### Extrait du document ###

Source : Dictionnaire des personnalités du département de l’Hérault, 1907 – Cliché F. Bertrand

Source : Archives Départementales de l’Hérault, 5MI1/77
Homme d’affaires avisé, Louis Matte participe également activement à la vie municipale. Il est conseiller municipal, adjoint au maire, membre du conseil d’administration de la Caisse d’Épargne de Montpellier et de la Chambre de Commerce.
Amoureux de sport et de traditions, il soutient sans relâche le SOM, l’équipe de football de Montpellier, et se passionne pour le jeu de mail, devenant même président de l’ordre des « chevaliers du noble jeu du Bois Roulant ». Mais ce brillant industriel mourut en 1907, et son entreprise fut reprise par son fils.
L’usine, désormais sous la direction de Jacques Étienne Matte, devra néanmoins composer avec les aléas des guerres, troquant parfois les précieuses fèves de cacao pour de simples pois chiches ou de la chicorée, solutions de remplacement en période de pénurie. Malgré ces épreuves, la créativité et l’enthousiasme de la chocolaterie restent intacts, offrant aux Montpelliérains des friandises originales comme les bonbons au coquelicot ou les fameux chocolats farcis de « pâte d’escargot ».
La fin d’une épopée et la naissance d’une légende
L’épopée de la chocolaterie Matte s’achève en 1960, lorsqu’un incendie met fin à plus d’un siècle de délices et de traditions gourmandes. Pourtant, son héritage persiste dans les mémoires et dans les récits que se transmettent les anciens Montpelliérains.

###

» Tâche à réaliser:
Recopiez, dans le texte sur la chocolaterie Matte, tout ce qui va de « Source : Archives » jusqu'à « Chambre de Commerce. ».

### Données enregistrées ###

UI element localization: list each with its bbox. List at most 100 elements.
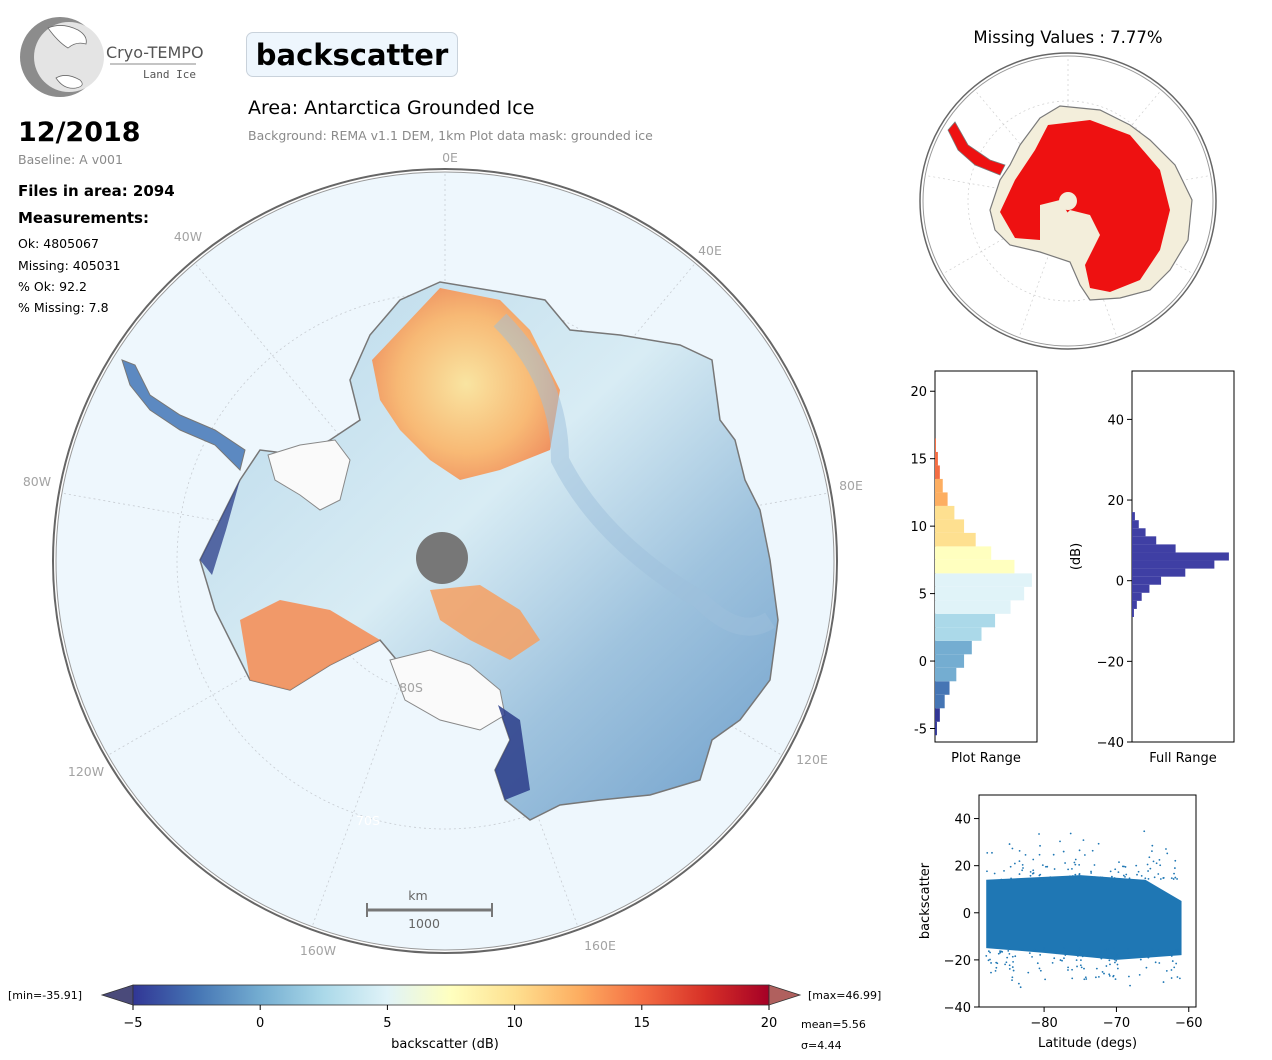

###

» Réponse à l'exercice:
Source : Archives Départementales de l’Hérault, 5MI1/77
Homme d’affaires avisé, Louis Matte participe également activement à la vie municipale. Il est conseiller municipal, adjoint au maire, membre du conseil d’administration de la Caisse d’Épargne de Montpellier et de la Chambre de Commerce.